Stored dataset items

* * * * * * * * *

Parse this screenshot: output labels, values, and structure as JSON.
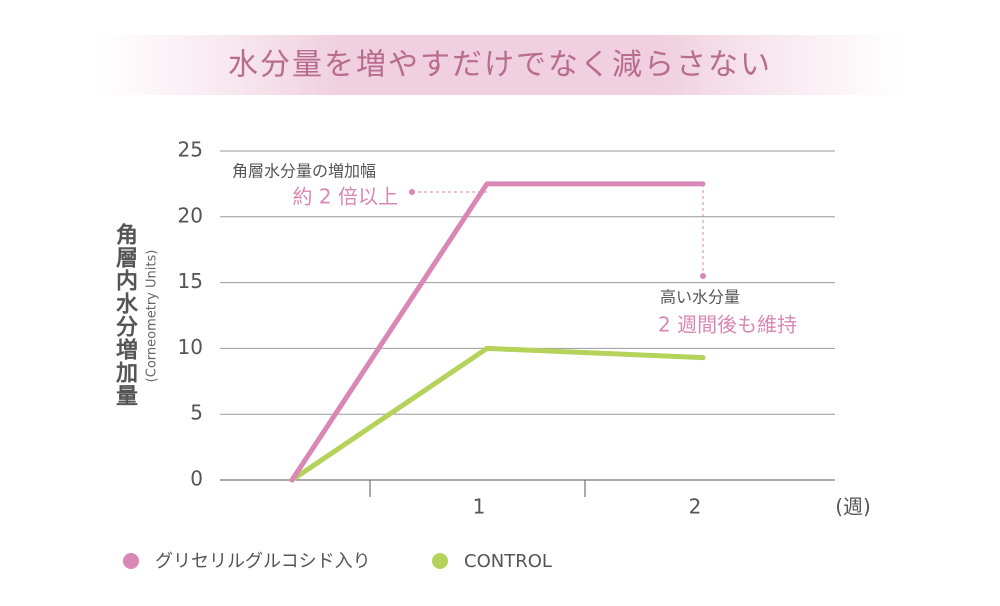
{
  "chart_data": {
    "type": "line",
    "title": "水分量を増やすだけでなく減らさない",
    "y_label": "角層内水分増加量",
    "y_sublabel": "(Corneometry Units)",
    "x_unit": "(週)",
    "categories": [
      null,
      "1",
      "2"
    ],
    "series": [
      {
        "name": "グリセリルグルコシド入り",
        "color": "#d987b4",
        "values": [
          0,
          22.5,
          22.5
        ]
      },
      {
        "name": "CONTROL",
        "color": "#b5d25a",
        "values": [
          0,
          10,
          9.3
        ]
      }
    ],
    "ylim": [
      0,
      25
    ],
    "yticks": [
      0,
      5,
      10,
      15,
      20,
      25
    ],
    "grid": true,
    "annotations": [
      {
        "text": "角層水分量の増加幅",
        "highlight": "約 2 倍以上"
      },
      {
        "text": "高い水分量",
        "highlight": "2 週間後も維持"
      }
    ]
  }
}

* * * * * * * * *

■ What the exercise asks:
Pull out every line in the material above where "highlight" occurs.

■ Right answer:
        "highlight": "約 2 倍以上"
        "highlight": "2 週間後も維持"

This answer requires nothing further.